▸ AVAILABLE RECORDS
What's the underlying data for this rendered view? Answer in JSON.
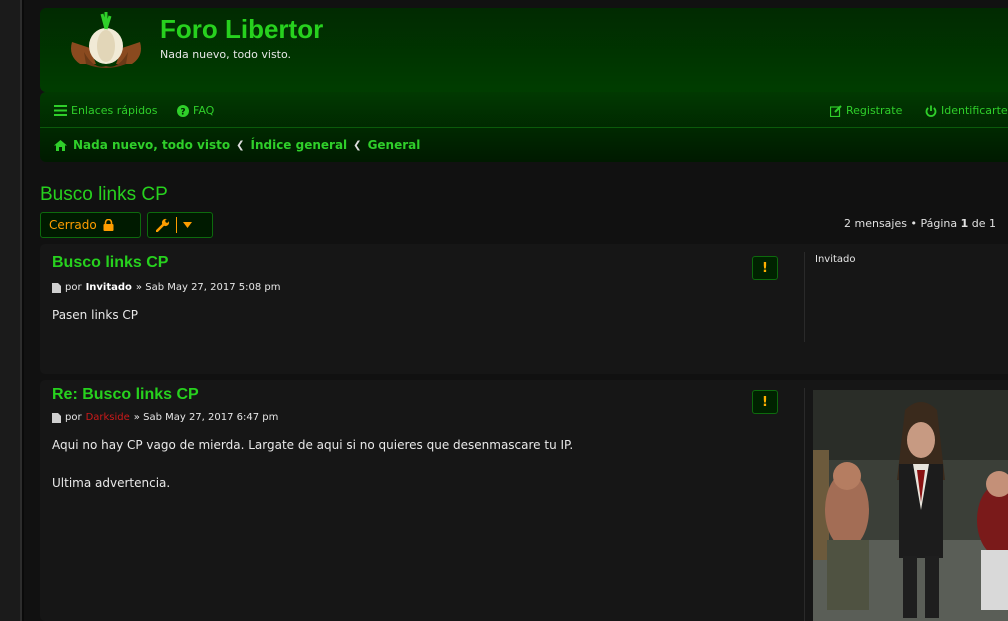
{
  "site": {
    "title": "Foro Libertor",
    "description": "Nada nuevo, todo visto."
  },
  "nav": {
    "quick_links": "Enlaces rápidos",
    "faq": "FAQ",
    "register": "Registrate",
    "login": "Identificarte"
  },
  "breadcrumbs": [
    "Nada nuevo, todo visto",
    "Índice general",
    "General"
  ],
  "topic": {
    "title": "Busco links CP",
    "locked_label": "Cerrado",
    "pagination": {
      "prefix": "2 mensajes • Página ",
      "current": "1",
      "suffix": " de 1"
    }
  },
  "posts": [
    {
      "title": "Busco links CP",
      "by": "por",
      "author": "Invitado",
      "date": "» Sab May 27, 2017 5:08 pm",
      "body": [
        "Pasen links CP"
      ],
      "profile_name": "Invitado",
      "author_color": "#ffffff"
    },
    {
      "title": "Re: Busco links CP",
      "by": "por",
      "author": "Darkside",
      "date": "» Sab May 27, 2017 6:47 pm",
      "body": [
        "Aqui no hay CP vago de mierda. Largate de aqui si no quieres que desenmascare tu IP.",
        "Ultima advertencia."
      ],
      "author_color": "#cc1a1a"
    }
  ],
  "colors": {
    "accent": "#27d11e",
    "warning": "#ff9d00"
  }
}
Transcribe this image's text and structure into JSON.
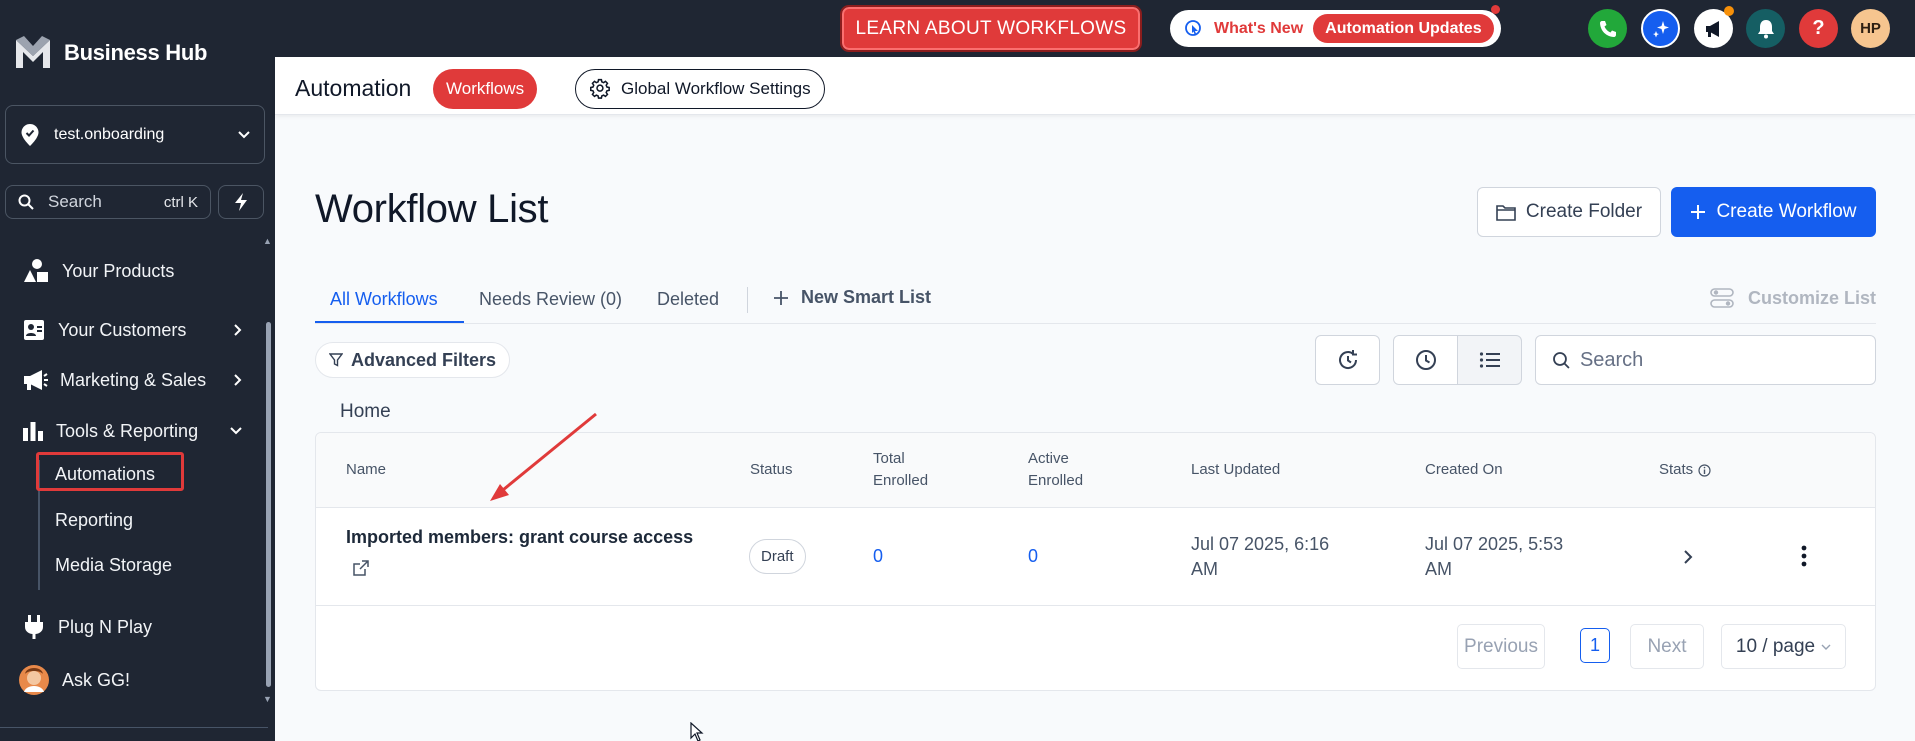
{
  "sidebar": {
    "brand": "Business Hub",
    "location": "test.onboarding",
    "search_label": "Search",
    "search_shortcut": "ctrl K",
    "nav": [
      {
        "label": "Your Products",
        "icon": "shapes-icon"
      },
      {
        "label": "Your Customers",
        "icon": "contact-card-icon"
      },
      {
        "label": "Marketing & Sales",
        "icon": "megaphone-icon"
      },
      {
        "label": "Tools & Reporting",
        "icon": "bar-chart-icon"
      }
    ],
    "sub_items": [
      "Automations",
      "Reporting",
      "Media Storage"
    ],
    "bottom_nav": [
      {
        "label": "Plug N Play",
        "icon": "plug-icon"
      },
      {
        "label": "Ask GG!",
        "icon": "avatar"
      }
    ]
  },
  "topbar": {
    "learn_button": "LEARN ABOUT WORKFLOWS",
    "whats_new": "What's New",
    "automation_updates": "Automation Updates",
    "avatar_initials": "HP",
    "colors": {
      "phone": "#22a83a",
      "ai": "#155eef",
      "bell": "#155e63",
      "help": "#e03a3a"
    }
  },
  "header": {
    "title": "Automation",
    "pill": "Workflows",
    "settings": "Global Workflow Settings"
  },
  "main": {
    "title": "Workflow List",
    "create_folder": "Create Folder",
    "create_workflow": "Create Workflow",
    "tabs": [
      "All Workflows",
      "Needs Review (0)",
      "Deleted"
    ],
    "new_smart_list": "New Smart List",
    "customize_list": "Customize List",
    "advanced_filters": "Advanced Filters",
    "search_placeholder": "Search",
    "breadcrumb": "Home",
    "columns": {
      "name": "Name",
      "status": "Status",
      "total_enrolled_1": "Total",
      "total_enrolled_2": "Enrolled",
      "active_enrolled_1": "Active",
      "active_enrolled_2": "Enrolled",
      "last_updated": "Last Updated",
      "created_on": "Created On",
      "stats": "Stats"
    },
    "rows": [
      {
        "name": "Imported members: grant course access",
        "status": "Draft",
        "total_enrolled": "0",
        "active_enrolled": "0",
        "last_updated_1": "Jul 07 2025, 6:16",
        "last_updated_2": "AM",
        "created_on_1": "Jul 07 2025, 5:53",
        "created_on_2": "AM"
      }
    ],
    "pagination": {
      "previous": "Previous",
      "current": "1",
      "next": "Next",
      "page_size": "10 / page"
    }
  },
  "colors": {
    "sidebar_bg": "#1f2633",
    "accent_red": "#e03a3a",
    "primary_blue": "#155eef"
  }
}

▸ STATED PROBLEM
Each line above that includes "title" counts once; state the total and nothing more.

▸ OUTPUT OF THE EXERCISE
6